* [BRIEF]: Rewrite the records from the first line through the line containing "- bar-value-label: 59.000: [281, 240, 306, 248]", both included, with every "category-label" changed to "axis-label" and everything else left as it is.

•••

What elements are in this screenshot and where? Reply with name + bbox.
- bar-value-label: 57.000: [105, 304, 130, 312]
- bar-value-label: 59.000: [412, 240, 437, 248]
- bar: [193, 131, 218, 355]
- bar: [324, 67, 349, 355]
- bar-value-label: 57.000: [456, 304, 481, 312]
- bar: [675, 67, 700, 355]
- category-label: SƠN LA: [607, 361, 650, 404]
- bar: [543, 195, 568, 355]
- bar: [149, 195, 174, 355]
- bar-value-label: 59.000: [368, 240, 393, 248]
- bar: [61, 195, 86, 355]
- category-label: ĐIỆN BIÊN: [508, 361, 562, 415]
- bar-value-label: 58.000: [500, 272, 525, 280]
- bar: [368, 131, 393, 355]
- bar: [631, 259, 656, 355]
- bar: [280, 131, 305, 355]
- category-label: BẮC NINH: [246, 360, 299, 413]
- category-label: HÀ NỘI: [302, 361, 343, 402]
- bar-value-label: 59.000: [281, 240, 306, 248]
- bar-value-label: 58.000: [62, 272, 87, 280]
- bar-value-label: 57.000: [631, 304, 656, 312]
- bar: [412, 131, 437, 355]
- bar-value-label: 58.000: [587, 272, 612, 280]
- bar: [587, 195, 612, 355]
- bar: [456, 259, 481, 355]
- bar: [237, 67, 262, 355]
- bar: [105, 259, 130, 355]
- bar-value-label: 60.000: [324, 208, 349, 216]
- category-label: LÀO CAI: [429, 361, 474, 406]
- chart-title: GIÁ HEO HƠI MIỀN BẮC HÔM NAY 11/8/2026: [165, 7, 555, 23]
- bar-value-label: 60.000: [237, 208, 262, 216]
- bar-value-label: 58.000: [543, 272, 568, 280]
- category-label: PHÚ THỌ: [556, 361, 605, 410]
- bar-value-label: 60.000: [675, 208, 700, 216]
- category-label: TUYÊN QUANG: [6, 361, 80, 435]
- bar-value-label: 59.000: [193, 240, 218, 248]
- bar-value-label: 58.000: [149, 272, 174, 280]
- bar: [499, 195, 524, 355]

•••

* [IN RESPONSE]:
What elements are in this screenshot and where? Reply with name + bbox.
- bar-value-label: 57.000: [105, 304, 130, 312]
- bar-value-label: 59.000: [412, 240, 437, 248]
- bar: [193, 131, 218, 355]
- bar: [324, 67, 349, 355]
- bar-value-label: 57.000: [456, 304, 481, 312]
- bar: [675, 67, 700, 355]
- axis-label: SƠN LA: [607, 361, 650, 404]
- bar: [543, 195, 568, 355]
- bar: [149, 195, 174, 355]
- bar-value-label: 59.000: [368, 240, 393, 248]
- bar: [61, 195, 86, 355]
- axis-label: ĐIỆN BIÊN: [508, 361, 562, 415]
- bar-value-label: 58.000: [500, 272, 525, 280]
- bar: [368, 131, 393, 355]
- bar: [631, 259, 656, 355]
- bar: [280, 131, 305, 355]
- axis-label: BẮC NINH: [246, 360, 299, 413]
- axis-label: HÀ NỘI: [302, 361, 343, 402]
- bar-value-label: 59.000: [281, 240, 306, 248]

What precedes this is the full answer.